# RECORDS FOR THE TASK start

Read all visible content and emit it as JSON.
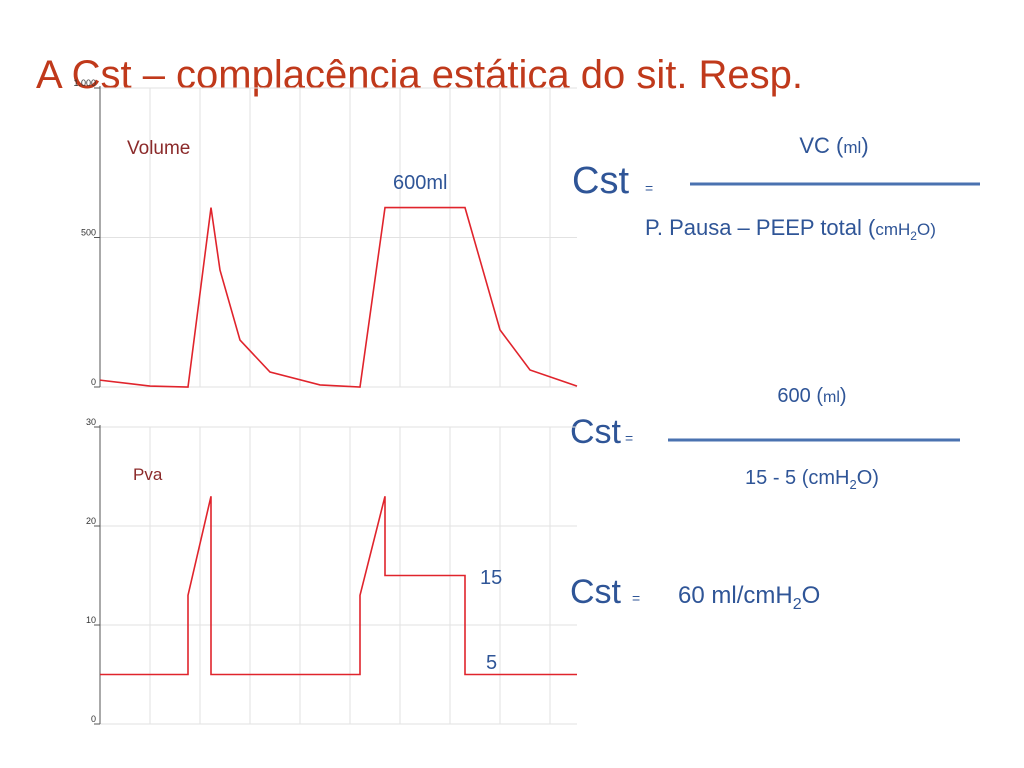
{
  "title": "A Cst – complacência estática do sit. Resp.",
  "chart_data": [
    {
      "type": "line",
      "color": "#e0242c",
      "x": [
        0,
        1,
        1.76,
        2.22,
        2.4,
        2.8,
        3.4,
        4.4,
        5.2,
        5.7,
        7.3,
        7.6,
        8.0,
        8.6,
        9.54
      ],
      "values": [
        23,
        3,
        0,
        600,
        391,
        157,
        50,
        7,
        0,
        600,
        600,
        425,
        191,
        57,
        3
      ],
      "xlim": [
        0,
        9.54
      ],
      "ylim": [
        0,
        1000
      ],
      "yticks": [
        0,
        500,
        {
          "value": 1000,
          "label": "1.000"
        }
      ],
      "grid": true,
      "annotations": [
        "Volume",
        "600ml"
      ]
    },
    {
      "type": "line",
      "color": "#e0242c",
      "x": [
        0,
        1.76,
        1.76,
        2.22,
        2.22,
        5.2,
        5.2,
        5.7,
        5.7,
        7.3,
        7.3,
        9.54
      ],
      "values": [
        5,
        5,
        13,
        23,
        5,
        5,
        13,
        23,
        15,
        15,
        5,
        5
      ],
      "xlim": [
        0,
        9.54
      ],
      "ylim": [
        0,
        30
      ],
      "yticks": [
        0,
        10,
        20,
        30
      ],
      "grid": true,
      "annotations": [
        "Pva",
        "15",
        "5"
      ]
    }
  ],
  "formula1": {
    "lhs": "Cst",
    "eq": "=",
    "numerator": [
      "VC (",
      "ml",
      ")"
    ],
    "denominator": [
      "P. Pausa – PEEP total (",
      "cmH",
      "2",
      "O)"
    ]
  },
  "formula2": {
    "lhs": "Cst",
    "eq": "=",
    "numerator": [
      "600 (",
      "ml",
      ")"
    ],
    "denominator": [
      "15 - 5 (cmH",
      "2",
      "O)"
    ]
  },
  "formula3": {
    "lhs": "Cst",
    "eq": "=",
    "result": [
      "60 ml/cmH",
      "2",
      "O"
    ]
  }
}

# RECORDS FOR THE TASK end
# RECORDS FOR THE TASK start

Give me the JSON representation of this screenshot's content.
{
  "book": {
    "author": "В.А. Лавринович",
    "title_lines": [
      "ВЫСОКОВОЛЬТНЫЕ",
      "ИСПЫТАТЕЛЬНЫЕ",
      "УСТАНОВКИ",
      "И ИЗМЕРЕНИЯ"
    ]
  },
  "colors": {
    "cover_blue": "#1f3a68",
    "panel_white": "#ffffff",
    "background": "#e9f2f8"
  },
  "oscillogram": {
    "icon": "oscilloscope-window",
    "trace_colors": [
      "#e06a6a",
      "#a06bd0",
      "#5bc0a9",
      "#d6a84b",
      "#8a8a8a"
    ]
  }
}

# RECORDS FOR THE TASK end

* **WHAT TO PRODUCE**
In the listing, find every line containing the word "JSON" and list it.

* **OUTPUT FOR THIS TASK**
Read all visible content and emit it as JSON.
Give me the JSON representation of this screenshot's content.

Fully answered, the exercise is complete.